> **Stated task**:
Across all the lines below, how many contain the string "ATHENS"? Please reply with the number only.

BEGIN Provided records

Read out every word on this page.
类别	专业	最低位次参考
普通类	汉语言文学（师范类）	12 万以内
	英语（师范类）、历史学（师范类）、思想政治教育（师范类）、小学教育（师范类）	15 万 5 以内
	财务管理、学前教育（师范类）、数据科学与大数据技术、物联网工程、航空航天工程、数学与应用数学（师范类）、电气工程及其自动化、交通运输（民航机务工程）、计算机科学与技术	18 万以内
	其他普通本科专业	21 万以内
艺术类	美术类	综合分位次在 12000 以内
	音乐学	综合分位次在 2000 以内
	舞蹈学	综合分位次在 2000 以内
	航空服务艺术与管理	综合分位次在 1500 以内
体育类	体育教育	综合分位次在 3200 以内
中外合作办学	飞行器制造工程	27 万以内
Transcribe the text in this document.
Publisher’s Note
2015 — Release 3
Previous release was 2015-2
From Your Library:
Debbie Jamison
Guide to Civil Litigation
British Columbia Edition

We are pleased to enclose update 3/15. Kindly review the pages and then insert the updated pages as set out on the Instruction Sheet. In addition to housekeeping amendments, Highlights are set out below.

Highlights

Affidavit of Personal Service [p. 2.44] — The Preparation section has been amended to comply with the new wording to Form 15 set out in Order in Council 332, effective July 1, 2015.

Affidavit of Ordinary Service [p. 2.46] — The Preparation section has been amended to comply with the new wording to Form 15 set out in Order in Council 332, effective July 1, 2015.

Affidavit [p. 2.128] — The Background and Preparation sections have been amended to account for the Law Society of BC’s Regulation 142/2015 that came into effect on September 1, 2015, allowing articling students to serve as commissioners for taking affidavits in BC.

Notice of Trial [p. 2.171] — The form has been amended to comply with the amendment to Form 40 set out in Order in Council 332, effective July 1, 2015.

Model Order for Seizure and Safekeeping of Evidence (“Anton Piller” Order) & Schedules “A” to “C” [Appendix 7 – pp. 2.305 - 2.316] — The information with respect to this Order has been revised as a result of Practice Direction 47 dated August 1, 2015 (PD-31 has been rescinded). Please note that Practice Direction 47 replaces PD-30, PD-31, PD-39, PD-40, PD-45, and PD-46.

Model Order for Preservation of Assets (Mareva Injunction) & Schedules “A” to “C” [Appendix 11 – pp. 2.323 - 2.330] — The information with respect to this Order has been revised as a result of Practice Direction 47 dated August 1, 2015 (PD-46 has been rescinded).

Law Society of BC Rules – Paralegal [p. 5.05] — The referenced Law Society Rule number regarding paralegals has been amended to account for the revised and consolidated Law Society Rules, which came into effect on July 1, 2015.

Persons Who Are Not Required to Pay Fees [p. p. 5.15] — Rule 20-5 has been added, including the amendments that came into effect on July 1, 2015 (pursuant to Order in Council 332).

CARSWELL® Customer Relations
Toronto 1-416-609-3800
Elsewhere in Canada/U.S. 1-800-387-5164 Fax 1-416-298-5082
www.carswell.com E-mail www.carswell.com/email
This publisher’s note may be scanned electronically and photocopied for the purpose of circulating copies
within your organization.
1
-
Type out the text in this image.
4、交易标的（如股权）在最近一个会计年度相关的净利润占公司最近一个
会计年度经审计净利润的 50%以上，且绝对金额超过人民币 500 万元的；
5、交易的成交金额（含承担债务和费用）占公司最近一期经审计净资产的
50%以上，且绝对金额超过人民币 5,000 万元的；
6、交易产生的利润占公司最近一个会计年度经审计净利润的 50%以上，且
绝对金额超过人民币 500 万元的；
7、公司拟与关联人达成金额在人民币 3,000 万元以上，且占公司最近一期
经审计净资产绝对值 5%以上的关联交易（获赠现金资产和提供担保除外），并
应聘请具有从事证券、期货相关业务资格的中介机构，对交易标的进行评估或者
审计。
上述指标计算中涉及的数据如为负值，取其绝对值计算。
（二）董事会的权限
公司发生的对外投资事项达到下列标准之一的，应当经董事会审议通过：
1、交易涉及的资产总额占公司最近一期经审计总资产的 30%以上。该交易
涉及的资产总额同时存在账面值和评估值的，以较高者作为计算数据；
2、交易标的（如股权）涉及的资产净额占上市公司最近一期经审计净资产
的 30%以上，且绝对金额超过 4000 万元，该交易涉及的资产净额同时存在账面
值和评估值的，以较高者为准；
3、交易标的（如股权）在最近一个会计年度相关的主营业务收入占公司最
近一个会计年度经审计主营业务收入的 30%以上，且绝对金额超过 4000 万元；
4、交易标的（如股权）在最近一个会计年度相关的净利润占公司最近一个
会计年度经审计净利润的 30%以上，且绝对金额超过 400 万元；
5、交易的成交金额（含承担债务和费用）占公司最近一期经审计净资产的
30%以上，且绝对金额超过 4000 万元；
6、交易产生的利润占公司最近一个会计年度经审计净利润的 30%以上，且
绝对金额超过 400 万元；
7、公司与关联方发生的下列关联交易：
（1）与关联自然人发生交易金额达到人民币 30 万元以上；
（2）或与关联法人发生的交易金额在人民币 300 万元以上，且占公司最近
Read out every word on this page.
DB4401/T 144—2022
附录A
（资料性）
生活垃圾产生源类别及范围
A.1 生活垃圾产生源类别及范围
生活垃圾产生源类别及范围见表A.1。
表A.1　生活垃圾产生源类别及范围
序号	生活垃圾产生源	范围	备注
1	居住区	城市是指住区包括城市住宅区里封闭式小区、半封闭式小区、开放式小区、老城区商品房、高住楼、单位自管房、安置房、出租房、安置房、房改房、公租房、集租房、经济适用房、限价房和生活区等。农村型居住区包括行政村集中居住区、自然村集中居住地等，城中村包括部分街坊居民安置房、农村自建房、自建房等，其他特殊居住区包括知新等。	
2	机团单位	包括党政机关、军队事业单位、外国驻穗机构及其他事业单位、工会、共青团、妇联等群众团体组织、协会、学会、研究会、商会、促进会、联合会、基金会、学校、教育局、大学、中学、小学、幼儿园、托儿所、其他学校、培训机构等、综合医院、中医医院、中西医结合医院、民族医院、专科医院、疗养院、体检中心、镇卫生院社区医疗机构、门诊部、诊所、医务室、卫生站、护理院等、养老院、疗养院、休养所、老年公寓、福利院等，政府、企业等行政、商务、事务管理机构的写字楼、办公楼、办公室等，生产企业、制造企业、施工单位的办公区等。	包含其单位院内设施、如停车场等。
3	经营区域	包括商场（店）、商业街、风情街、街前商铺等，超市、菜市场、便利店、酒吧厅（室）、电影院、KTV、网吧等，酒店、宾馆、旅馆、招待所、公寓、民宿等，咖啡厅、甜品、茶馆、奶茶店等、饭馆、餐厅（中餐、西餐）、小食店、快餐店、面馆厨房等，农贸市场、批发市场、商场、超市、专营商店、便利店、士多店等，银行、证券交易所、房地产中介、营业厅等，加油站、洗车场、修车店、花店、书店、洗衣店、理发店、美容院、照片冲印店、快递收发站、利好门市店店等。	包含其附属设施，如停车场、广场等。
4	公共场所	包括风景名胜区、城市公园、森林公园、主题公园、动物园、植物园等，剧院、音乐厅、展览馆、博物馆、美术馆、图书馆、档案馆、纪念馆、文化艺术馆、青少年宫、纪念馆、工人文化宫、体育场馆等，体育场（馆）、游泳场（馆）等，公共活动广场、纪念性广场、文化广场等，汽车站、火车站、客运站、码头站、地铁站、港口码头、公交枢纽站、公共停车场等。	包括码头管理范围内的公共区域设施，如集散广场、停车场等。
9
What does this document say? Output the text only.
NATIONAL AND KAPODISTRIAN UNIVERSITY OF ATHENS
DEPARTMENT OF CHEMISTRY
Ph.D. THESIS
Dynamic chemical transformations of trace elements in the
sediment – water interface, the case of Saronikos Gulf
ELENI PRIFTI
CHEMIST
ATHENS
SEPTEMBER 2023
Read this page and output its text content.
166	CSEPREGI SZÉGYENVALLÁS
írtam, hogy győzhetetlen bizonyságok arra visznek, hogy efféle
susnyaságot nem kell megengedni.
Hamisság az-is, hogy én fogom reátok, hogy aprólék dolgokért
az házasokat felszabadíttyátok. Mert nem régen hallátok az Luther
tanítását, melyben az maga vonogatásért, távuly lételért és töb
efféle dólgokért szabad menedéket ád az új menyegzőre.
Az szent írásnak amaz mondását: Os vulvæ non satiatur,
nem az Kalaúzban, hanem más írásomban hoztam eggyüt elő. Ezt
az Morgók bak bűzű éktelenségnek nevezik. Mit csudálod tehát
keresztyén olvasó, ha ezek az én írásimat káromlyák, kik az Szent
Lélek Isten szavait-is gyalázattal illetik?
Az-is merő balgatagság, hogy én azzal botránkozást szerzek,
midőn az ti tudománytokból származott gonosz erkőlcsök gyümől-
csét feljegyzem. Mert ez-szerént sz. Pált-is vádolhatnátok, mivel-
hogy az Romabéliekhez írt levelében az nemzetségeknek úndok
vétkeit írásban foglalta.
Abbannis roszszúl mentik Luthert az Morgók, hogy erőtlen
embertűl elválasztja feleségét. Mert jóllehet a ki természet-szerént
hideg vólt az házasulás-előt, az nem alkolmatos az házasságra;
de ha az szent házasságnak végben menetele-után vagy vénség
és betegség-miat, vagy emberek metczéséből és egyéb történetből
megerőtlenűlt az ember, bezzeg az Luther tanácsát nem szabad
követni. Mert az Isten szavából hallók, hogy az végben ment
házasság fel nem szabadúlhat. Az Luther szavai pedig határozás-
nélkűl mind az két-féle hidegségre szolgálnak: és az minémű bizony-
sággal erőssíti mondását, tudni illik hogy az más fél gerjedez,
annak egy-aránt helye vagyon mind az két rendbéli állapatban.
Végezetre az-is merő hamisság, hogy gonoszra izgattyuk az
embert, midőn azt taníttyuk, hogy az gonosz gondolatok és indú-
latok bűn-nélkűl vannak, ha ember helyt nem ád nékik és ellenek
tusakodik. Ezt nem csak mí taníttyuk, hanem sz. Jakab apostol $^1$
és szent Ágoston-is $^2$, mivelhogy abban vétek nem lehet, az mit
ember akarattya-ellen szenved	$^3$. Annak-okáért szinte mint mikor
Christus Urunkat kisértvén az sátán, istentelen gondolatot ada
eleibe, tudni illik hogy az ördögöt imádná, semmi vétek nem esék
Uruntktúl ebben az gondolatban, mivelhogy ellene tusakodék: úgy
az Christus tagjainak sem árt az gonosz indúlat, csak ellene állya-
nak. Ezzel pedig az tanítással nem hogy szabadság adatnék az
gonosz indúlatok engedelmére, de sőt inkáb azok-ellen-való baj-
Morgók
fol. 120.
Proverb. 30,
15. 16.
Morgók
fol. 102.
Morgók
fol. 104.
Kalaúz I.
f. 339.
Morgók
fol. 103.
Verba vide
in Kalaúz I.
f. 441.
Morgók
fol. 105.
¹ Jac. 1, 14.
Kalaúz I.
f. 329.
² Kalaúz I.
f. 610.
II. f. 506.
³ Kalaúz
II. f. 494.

END Provided records

> **Exercise output**:
2